[Challenge]
Copy out the complete listing, word for word.

[Raw records]
+++

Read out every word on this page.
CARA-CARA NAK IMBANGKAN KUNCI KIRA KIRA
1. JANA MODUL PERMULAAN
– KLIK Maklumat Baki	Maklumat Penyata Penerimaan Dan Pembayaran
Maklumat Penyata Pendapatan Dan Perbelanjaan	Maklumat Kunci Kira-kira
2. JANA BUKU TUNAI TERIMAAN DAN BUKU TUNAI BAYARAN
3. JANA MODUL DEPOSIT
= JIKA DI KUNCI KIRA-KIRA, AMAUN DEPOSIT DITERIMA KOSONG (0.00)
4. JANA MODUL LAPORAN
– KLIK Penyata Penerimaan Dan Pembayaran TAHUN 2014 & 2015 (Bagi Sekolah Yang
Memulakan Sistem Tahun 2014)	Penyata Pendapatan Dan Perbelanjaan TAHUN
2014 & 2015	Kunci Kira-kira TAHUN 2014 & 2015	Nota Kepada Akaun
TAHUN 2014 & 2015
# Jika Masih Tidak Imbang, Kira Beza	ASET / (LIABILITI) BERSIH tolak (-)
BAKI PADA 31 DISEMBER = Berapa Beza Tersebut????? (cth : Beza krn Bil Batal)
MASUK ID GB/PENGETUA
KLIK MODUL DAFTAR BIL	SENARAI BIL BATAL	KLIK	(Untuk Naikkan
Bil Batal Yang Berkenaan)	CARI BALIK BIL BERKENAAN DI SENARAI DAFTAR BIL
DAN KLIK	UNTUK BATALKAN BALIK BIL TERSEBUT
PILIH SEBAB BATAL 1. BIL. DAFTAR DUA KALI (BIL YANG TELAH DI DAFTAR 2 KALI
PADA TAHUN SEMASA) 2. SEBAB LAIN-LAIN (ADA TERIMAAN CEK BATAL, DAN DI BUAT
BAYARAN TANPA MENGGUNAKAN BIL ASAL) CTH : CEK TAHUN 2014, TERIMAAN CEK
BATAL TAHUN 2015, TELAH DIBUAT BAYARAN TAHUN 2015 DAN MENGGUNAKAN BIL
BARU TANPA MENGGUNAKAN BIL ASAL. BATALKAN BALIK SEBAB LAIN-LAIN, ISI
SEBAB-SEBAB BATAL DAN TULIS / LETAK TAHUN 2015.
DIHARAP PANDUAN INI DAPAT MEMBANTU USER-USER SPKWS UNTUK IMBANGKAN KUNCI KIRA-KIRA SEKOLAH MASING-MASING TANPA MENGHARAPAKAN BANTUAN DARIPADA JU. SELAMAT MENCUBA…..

+++

[Written answer]
Read out every word on this page.
CARA-CARA NAK IMBANGKAN KUNCI KIRA KIRA
1. JANA MODUL PERMULAAN
– KLIK Maklumat Baki	Maklumat Penyata Penerimaan Dan Pembayaran
Maklumat Penyata Pendapatan Dan Perbelanjaan	Maklumat Kunci Kira-kira
2. JANA BUKU TUNAI TERIMAAN DAN BUKU TUNAI BAYARAN
3. JANA MODUL DEPOSIT
= JIKA DI KUNCI KIRA-KIRA, AMAUN DEPOSIT DITERIMA KOSONG (0.00)
4. JANA MODUL LAPORAN
– KLIK Penyata Penerimaan Dan Pembayaran TAHUN 2014 & 2015 (Bagi Sekolah Yang
Memulakan Sistem Tahun 2014)	Penyata Pendapatan Dan Perbelanjaan TAHUN
2014 & 2015	Kunci Kira-kira TAHUN 2014 & 2015	Nota Kepada Akaun
TAHUN 2014 & 2015
# Jika Masih Tidak Imbang, Kira Beza	ASET / (LIABILITI) BERSIH tolak (-)
BAKI PADA 31 DISEMBER = Berapa Beza Tersebut????? (cth : Beza krn Bil Batal)
MASUK ID GB/PENGETUA
KLIK MODUL DAFTAR BIL	SENARAI BIL BATAL	KLIK	(Untuk Naikkan
Bil Batal Yang Berkenaan)	CARI BALIK BIL BERKENAAN DI SENARAI DAFTAR BIL
DAN KLIK	UNTUK BATALKAN BALIK BIL TERSEBUT
PILIH SEBAB BATAL 1. BIL. DAFTAR DUA KALI (BIL YANG TELAH DI DAFTAR 2 KALI
PADA TAHUN SEMASA) 2. SEBAB LAIN-LAIN (ADA TERIMAAN CEK BATAL, DAN DI BUAT
BAYARAN TANPA MENGGUNAKAN BIL ASAL) CTH : CEK TAHUN 2014, TERIMAAN CEK
BATAL TAHUN 2015, TELAH DIBUAT BAYARAN TAHUN 2015 DAN MENGGUNAKAN BIL
BARU TANPA MENGGUNAKAN BIL ASAL. BATALKAN BALIK SEBAB LAIN-LAIN, ISI
SEBAB-SEBAB BATAL DAN TULIS / LETAK TAHUN 2015.
DIHARAP PANDUAN INI DAPAT MEMBANTU USER-USER SPKWS UNTUK IMBANGKAN KUNCI KIRA-KIRA SEKOLAH MASING-MASING TANPA MENGHARAPAKAN BANTUAN DARIPADA JU. SELAMAT MENCUBA…..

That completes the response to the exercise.